» ИСХОДНЫЙ ТЕКСТ
########################################

Книга «Грибоедовская Москва», написанная в основном по материалам семейной переписки московских аристократов Корсаковых, завершается следующим знаменательным пассажем:
«На злачной почве крепостного труда пышно-махровым цветом разрослась эта грешная жизнь, эта пустая жизнь, которую я изображал здесь… Я сильно опасаюсь… что ведь и наша жизнь содержит в себе еще слишком мало творческого труда и, стало быть, также, в свою очередь, неизбежно пуста и призрачна с точки зрения высшего сознания. Я не хочу сказать, что наш век равно так же плох, как тот век: нет, он неизмеримо лучше, ближе к правде, существеннее; но тот же яд сидит в нашей крови, и отрава так же сказывается у нас, как у тех людей, пустотою и легкомыслием, – только в других формах: там – балы и пикники, весь «добросовестный ребяческий разврат» их быта, у нас – дурная сложность и бесплодная утонченность настроений и идей»[463].
Старая, возделанная на «тучной почве крепостного права»[464], корневая дворянская культура – целостная, оригинальная, во многих отношениях творческая, задавала самым живым и талантливым из своих сынов – таким, как, например, братья Киреевские, – некую внутреннюю «последовательность развития». Но «гибкости» этому развитию не хватало. «Гибкость», приспособленная к духовному движению «скачками», – все это пришло в мир русской интеллигенции уже после того, как изжила себя эпоха «тучной почвы» и надвинулась новая эпоха – «катастрофическая»[465].
Выше шла речь о том, сколь важное значение придавал ученый той духовной и мыслительной «революции», которую пережила в самой себе русская дворянская интеллигенция, свершая вольный или невольный прыжок от «патриархального» (или, говоря языком современной социогуманитарной мысли, традиционалистского) миросозерцания к миросозерцанию качественно иному – пусть не всегда последовательному, но в основе своей современному: миросозерцанию, опирающемуся на процессы самоанализирующей мысли. Боль, почти что надрыв этой «революции» Гершензон наблюдает в самом потоке старомосковской дворянской жизни: в бальных залах и гостиных, где-то на грани 1810-х—1820-х годов, со странным «завистливым презрением» смотрит на тех, кто умеет быть душою светского общества, Грибоедов; и это же чувство переживет в Москве только что геройски отвоевавший под Севастополем «неуклюжий и неловкий» Толстой[466]. Действительно, пройдут годы, и опыт этой почти что никем не замеченной «революции», революции самосознания, – вырвется на «стремнины» российской и мировой литературы: метафизичность и глубина жизненного содержания толстовских героев – Безухова и Левина – окажется частью внутреннего становления многих тысяч, если не миллионов людей. И не только в России.
В биографии М. Ф. Орлова Гершензон, опираясь на архивный материал, повествует об общении юного Пушкина с одним из ранних предтеч этой неслышной «революции» – с «демоном» холодного и логического скептицизма – Александром Раевским.
…Печальны были наши встречи:Его улыбка, чудный взгляд,Его язвительные речиВливали в душу хладный яд…
Согласно Гершензону, Пушкин – уязвим перед «демоном». Но сама эта уязвимость оказывается некой творческой инъекцией для художнического и духовного роста поэта – того роста, который в плане будущих всечеловеческих судеб как бы рассчитан на десятилетия и века вперед: «Та стихия, которой Раевский был олицетворением, жила в самом Пушкине. Потому что холодная расчетливость ума присуща поэту даже в большей степени, чем средним людям: без нее как бы мог он мерить, отбрасывать, шлифовать формы? Она обуздана в нем высокой настроенностью духа и несет лишь служебную роль, но в ней – опасное искушение»[467].

########################################

Элементы данных
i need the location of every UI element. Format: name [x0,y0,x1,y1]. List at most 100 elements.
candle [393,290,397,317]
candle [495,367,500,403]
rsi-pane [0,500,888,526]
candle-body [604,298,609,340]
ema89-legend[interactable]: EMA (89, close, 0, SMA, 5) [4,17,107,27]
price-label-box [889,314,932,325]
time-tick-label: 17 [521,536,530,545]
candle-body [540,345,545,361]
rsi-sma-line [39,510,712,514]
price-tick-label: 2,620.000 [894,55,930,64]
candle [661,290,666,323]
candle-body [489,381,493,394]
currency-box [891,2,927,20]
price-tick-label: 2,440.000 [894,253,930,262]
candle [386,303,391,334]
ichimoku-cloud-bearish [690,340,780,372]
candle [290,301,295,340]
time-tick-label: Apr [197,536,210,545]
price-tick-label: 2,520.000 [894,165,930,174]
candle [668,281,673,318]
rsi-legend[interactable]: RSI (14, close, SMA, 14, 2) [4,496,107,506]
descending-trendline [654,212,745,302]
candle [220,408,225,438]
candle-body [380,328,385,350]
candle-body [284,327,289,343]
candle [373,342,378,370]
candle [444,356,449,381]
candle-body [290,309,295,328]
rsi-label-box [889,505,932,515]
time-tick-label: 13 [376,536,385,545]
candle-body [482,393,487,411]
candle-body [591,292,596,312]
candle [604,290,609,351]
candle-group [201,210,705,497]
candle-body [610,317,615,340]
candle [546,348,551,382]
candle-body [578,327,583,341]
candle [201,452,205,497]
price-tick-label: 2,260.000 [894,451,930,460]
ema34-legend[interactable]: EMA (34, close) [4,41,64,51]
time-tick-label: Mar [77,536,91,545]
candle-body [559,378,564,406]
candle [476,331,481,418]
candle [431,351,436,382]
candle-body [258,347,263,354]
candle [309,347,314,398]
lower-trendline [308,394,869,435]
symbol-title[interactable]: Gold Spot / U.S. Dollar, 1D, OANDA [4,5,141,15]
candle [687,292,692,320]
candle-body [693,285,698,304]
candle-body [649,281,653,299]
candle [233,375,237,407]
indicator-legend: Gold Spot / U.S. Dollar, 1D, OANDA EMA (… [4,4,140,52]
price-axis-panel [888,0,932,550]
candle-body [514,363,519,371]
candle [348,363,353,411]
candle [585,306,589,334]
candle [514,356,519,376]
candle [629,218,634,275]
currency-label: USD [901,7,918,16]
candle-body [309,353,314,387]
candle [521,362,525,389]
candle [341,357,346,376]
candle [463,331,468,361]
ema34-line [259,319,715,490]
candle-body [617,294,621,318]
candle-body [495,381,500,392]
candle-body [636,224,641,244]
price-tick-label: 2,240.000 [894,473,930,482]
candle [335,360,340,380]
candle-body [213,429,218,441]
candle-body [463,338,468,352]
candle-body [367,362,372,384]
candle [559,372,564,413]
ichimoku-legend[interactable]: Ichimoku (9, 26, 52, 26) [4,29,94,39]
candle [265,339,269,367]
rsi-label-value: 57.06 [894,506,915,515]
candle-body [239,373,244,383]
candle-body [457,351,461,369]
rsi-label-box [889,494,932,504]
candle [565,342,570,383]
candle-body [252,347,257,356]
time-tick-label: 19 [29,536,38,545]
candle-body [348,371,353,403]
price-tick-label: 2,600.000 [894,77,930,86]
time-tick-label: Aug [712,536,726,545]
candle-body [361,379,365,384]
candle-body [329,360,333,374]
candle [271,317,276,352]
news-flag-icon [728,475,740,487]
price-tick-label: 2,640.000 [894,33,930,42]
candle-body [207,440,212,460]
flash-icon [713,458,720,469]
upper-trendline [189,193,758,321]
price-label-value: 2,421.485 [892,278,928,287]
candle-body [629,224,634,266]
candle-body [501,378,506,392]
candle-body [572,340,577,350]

########################################

» ФОРМУЛИРОВКА ЗАДАНИЯ
Обновите отрывок исходного текста, начиная с «В биографии М.» и заканчивая «скептицизма – Александром Раевским.». При этом замените «юного» на «молодого».

» ПИСЬМЕННЫЙ ОТВЕТ
В биографии М. Ф. Орлова Гершензон, опираясь на архивный материал, повествует об общении молодого Пушкина с одним из ранних предтеч этой неслышной «революции» – с «демоном» холодного и логического скептицизма – Александром Раевским.